Data for the task →
┌────────

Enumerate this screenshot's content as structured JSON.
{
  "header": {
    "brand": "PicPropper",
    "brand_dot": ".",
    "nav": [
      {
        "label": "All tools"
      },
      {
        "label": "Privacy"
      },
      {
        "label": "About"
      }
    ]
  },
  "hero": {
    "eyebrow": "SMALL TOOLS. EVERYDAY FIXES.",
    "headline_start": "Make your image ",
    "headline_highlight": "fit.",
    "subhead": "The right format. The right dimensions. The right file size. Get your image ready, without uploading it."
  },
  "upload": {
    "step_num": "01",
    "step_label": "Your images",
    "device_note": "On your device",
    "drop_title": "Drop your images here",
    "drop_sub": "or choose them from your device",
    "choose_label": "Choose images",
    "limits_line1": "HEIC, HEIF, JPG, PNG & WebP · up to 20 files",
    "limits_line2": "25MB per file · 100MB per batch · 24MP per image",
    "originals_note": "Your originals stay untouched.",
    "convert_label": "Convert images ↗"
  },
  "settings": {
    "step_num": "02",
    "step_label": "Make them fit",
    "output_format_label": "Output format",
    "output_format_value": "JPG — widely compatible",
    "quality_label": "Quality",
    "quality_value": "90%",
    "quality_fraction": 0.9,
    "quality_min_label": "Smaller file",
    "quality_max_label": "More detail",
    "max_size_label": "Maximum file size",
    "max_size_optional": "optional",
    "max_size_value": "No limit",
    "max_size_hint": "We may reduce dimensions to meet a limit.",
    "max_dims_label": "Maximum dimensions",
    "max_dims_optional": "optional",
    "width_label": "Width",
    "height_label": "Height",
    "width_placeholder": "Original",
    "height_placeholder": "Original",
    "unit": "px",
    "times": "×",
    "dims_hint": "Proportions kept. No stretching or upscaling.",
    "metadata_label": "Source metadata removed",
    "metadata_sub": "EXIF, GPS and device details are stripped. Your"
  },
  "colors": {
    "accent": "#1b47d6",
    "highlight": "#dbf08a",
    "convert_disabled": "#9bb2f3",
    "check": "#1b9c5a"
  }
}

└────────
┌────────

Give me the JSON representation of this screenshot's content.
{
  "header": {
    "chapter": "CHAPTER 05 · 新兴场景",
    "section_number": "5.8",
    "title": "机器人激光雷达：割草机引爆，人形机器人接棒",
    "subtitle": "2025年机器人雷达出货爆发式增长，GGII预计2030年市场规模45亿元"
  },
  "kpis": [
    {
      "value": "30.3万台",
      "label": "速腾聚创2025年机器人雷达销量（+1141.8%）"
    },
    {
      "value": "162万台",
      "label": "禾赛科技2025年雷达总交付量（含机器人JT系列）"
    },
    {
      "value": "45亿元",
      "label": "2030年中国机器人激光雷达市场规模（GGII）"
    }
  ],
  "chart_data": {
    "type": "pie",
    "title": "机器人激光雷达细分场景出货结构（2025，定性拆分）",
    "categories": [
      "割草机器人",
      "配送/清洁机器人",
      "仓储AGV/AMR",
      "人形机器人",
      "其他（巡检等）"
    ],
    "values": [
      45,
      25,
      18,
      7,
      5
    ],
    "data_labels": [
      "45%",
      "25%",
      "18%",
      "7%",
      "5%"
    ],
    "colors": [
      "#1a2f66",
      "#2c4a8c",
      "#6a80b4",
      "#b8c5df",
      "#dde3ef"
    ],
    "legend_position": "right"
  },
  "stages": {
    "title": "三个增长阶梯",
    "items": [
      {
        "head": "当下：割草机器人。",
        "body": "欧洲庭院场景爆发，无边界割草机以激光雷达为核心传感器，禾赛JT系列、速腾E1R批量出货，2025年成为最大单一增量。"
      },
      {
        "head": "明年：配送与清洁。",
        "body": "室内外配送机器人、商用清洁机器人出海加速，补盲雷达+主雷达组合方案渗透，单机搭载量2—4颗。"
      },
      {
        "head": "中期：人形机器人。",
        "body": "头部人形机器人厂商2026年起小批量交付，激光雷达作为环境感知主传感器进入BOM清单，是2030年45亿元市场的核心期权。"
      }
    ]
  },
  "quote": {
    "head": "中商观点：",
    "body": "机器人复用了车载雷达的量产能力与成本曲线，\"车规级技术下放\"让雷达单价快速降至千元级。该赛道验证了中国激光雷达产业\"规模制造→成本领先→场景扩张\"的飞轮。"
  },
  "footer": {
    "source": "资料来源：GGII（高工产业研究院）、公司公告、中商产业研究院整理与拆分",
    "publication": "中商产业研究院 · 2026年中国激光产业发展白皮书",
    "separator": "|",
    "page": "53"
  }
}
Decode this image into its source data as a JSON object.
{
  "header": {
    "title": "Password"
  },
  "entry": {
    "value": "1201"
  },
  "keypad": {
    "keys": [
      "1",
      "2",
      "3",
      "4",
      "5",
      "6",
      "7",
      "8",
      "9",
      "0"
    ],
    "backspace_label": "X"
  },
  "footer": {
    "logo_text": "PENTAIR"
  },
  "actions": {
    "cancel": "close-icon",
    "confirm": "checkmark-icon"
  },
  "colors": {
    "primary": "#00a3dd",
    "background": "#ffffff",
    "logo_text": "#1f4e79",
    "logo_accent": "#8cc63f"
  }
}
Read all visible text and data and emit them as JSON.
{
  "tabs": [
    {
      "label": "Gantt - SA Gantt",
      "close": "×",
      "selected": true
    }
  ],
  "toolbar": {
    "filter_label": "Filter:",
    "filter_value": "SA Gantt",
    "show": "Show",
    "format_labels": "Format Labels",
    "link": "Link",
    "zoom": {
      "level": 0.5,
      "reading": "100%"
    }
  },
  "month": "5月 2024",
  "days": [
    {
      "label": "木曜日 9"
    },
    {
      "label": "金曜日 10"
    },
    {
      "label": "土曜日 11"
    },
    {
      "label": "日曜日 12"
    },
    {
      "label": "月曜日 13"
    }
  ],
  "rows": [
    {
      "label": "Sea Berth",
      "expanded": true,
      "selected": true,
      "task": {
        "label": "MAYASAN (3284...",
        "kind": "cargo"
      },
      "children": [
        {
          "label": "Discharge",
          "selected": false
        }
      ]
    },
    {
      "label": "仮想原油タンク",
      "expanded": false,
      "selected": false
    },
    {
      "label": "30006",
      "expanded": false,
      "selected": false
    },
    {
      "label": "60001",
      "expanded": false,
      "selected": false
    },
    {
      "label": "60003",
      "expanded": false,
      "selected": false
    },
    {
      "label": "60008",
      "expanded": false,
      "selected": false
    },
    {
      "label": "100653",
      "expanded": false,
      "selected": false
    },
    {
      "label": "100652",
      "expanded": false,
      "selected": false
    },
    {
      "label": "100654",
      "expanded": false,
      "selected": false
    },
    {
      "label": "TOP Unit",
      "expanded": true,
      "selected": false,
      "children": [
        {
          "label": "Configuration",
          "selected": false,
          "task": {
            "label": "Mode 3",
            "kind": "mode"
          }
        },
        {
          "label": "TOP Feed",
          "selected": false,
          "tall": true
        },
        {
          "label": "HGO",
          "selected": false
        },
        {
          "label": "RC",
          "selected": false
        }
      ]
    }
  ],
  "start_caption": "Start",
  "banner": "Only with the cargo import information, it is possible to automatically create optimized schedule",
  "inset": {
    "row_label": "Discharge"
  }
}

└────────
┌────────

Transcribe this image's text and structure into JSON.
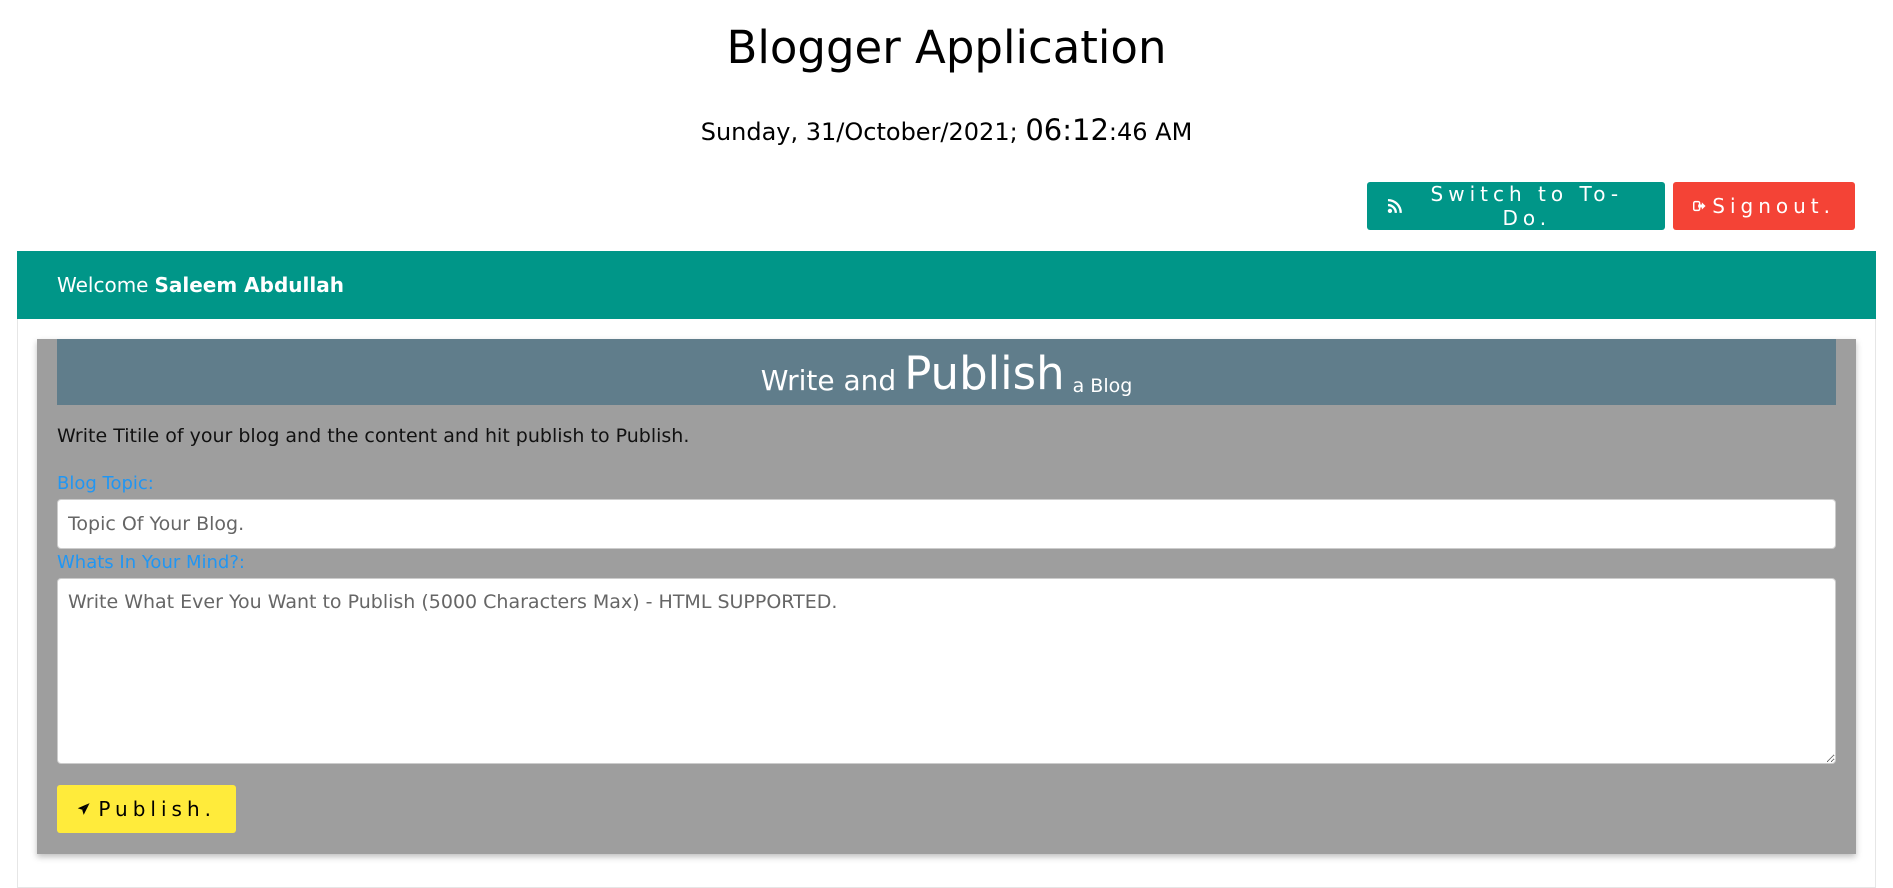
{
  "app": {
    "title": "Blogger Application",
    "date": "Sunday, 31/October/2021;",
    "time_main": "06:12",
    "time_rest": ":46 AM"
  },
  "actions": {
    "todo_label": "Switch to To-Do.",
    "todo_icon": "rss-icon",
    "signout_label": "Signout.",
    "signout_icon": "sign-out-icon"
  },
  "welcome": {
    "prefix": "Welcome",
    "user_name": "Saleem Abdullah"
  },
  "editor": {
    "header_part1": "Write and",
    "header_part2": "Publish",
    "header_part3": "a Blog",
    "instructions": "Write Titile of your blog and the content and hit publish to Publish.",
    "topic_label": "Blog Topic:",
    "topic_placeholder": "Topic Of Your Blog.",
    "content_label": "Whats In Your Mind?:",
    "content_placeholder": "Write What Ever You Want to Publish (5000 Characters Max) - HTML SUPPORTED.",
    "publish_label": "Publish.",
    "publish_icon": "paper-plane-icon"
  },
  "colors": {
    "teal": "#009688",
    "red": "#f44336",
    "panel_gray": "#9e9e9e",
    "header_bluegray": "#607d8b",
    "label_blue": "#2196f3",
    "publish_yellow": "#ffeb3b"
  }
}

└────────

Problem requirements → Identify each line in the records above containing the word "device"; copy those lines.

Expected output →
    "device_note": "On your device",
    "drop_sub": "or choose them from your device",
    "metadata_sub": "EXIF, GPS and device details are stripped. Your"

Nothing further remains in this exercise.